§ **TO BE DONE**: Please reproduce the items below word for word, starting at their first line and stopping after the line that contains "slice-percent-super-zenecon: 10.8% —".

§ **DATA FOR THIS TASK**:
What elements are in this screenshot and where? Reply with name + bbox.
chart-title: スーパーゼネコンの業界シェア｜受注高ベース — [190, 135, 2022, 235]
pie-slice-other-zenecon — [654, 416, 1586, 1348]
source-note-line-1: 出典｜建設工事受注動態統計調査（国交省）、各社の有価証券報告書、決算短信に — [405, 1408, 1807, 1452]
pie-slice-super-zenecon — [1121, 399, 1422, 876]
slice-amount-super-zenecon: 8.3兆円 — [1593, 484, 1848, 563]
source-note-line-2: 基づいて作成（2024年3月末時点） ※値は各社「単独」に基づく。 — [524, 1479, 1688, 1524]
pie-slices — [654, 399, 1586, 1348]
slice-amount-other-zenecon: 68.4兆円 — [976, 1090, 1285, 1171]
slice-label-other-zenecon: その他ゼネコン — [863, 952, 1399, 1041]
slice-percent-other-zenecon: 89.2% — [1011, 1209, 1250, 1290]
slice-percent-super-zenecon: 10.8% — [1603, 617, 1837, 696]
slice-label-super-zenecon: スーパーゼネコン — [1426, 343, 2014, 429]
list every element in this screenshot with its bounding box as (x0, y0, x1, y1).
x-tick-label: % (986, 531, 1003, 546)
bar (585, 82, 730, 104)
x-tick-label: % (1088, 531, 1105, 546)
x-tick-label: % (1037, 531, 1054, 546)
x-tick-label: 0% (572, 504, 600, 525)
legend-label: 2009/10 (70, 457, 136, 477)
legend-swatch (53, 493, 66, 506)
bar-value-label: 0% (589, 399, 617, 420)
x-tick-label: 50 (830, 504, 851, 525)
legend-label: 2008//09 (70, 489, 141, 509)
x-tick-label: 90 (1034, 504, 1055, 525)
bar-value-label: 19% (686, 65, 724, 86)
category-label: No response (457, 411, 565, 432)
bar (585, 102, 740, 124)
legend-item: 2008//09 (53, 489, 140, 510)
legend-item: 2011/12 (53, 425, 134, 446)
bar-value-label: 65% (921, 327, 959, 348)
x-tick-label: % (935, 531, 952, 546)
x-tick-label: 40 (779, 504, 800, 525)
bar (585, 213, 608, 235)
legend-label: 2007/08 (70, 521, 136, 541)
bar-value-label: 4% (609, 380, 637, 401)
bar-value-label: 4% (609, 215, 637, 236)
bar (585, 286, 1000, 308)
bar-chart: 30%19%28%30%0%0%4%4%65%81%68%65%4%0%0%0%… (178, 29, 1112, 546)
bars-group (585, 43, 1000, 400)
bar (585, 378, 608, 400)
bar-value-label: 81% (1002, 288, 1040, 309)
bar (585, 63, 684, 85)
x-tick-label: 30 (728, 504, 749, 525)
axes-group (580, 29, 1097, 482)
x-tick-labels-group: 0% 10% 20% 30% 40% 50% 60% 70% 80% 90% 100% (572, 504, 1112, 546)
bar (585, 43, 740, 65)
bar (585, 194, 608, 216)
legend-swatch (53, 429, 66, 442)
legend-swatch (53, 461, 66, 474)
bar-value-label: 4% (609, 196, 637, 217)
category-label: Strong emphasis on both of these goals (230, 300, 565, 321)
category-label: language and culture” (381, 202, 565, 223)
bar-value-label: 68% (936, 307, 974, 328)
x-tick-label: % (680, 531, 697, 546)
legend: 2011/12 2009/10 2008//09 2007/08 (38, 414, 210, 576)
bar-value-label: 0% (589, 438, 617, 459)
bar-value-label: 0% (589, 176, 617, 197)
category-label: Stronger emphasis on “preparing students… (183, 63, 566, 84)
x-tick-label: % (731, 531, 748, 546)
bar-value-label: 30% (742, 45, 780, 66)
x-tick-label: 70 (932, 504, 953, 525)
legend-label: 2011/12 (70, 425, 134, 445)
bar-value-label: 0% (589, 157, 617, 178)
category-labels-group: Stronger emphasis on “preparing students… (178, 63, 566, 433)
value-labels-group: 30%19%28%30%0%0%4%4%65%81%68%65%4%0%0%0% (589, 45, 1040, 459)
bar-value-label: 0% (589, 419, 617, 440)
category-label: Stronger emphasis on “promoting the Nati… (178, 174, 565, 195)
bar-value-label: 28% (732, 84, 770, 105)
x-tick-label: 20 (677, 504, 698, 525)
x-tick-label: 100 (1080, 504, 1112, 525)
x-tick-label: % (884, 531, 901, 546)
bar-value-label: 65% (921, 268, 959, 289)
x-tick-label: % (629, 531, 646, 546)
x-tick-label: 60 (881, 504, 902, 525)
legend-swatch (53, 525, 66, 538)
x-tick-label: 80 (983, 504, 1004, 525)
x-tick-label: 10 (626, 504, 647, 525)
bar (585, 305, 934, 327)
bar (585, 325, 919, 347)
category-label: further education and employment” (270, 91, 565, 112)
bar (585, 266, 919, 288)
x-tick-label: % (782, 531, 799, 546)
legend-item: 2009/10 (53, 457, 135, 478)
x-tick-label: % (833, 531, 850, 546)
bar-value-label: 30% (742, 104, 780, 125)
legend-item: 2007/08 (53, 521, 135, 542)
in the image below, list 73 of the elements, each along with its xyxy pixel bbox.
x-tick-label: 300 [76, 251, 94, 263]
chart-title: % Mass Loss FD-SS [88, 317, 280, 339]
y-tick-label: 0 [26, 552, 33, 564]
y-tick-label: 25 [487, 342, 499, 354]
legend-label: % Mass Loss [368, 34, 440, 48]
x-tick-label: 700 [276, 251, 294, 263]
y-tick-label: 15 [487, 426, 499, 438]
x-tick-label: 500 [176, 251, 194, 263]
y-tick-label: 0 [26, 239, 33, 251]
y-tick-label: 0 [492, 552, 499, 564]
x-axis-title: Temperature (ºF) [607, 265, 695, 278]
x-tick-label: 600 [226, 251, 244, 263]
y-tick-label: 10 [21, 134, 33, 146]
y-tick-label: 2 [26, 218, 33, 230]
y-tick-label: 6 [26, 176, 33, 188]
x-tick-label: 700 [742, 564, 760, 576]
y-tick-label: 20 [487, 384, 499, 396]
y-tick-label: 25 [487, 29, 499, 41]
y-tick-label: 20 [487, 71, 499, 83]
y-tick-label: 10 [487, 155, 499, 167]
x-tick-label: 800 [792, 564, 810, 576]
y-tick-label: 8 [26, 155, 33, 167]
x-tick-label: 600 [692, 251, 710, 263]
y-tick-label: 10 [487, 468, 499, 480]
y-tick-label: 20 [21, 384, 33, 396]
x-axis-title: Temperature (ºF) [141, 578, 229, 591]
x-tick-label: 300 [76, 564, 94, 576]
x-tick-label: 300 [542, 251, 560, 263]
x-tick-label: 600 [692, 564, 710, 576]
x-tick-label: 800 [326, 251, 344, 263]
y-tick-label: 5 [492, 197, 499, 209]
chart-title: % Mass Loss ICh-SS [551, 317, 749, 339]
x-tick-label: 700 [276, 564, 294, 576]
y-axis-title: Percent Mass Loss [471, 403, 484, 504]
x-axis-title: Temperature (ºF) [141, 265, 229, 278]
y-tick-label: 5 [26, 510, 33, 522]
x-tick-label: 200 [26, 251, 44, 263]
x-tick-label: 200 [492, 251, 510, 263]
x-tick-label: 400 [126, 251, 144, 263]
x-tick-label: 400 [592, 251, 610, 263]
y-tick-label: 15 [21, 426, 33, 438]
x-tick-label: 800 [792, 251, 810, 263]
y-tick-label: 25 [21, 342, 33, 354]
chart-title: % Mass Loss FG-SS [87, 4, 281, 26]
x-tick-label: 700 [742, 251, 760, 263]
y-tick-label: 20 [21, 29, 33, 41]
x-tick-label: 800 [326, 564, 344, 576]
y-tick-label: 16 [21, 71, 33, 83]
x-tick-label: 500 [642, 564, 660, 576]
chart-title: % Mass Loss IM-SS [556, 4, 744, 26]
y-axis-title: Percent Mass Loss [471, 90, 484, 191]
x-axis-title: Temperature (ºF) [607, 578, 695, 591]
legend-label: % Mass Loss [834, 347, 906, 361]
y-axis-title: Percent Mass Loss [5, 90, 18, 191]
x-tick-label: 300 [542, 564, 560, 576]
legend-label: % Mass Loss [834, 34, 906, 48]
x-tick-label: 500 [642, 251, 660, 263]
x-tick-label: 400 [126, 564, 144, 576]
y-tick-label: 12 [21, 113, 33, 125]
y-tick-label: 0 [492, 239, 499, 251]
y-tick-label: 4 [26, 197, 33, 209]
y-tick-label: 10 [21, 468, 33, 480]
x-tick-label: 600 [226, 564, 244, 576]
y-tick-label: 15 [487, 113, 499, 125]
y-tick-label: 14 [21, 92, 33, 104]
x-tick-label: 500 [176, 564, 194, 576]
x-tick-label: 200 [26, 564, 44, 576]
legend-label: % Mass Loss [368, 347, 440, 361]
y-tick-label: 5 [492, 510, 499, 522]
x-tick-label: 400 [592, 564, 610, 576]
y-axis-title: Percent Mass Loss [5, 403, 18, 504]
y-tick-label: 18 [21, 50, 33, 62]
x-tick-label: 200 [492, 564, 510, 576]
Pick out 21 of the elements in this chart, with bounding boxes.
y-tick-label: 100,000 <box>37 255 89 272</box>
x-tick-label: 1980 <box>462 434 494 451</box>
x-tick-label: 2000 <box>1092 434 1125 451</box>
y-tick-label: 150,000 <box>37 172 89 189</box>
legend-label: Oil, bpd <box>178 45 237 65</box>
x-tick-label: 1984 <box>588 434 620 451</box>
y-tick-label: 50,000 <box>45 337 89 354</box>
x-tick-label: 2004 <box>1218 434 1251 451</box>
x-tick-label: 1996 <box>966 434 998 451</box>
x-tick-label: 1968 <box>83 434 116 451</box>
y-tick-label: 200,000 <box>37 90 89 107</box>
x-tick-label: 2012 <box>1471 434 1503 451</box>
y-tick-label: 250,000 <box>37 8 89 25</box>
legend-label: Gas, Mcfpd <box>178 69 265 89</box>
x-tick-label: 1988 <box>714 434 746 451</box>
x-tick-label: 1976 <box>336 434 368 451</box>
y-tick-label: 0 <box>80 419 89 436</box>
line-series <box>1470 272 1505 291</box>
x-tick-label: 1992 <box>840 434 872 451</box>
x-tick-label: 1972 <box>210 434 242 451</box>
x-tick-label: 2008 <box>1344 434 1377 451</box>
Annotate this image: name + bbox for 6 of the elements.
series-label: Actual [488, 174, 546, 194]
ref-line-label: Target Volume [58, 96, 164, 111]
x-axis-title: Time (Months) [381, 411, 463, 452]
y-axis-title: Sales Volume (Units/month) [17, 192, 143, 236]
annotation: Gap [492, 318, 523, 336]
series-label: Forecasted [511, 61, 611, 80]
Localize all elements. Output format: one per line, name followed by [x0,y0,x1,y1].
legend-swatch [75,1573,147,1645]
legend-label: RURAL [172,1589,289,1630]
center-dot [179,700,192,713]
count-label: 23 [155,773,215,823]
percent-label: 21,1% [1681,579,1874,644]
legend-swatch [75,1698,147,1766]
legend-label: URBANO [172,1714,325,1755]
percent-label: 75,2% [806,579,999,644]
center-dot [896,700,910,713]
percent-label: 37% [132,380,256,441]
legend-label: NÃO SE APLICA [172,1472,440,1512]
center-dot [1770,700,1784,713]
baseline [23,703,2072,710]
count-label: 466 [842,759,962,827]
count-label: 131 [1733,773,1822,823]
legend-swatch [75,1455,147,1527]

§ **ANSWER**:
What elements are in this screenshot and where? Reply with name + bbox.
chart-title: スーパーゼネコンの業界シェア｜受注高ベース — [190, 135, 2022, 235]
pie-slice-other-zenecon — [654, 416, 1586, 1348]
source-note-line-1: 出典｜建設工事受注動態統計調査（国交省）、各社の有価証券報告書、決算短信に — [405, 1408, 1807, 1452]
pie-slice-super-zenecon — [1121, 399, 1422, 876]
slice-amount-super-zenecon: 8.3兆円 — [1593, 484, 1848, 563]
source-note-line-2: 基づいて作成（2024年3月末時点） ※値は各社「単独」に基づく。 — [524, 1479, 1688, 1524]
pie-slices — [654, 399, 1586, 1348]
slice-amount-other-zenecon: 68.4兆円 — [976, 1090, 1285, 1171]
slice-label-other-zenecon: その他ゼネコン — [863, 952, 1399, 1041]
slice-percent-other-zenecon: 89.2% — [1011, 1209, 1250, 1290]
slice-percent-super-zenecon: 10.8% — [1603, 617, 1837, 696]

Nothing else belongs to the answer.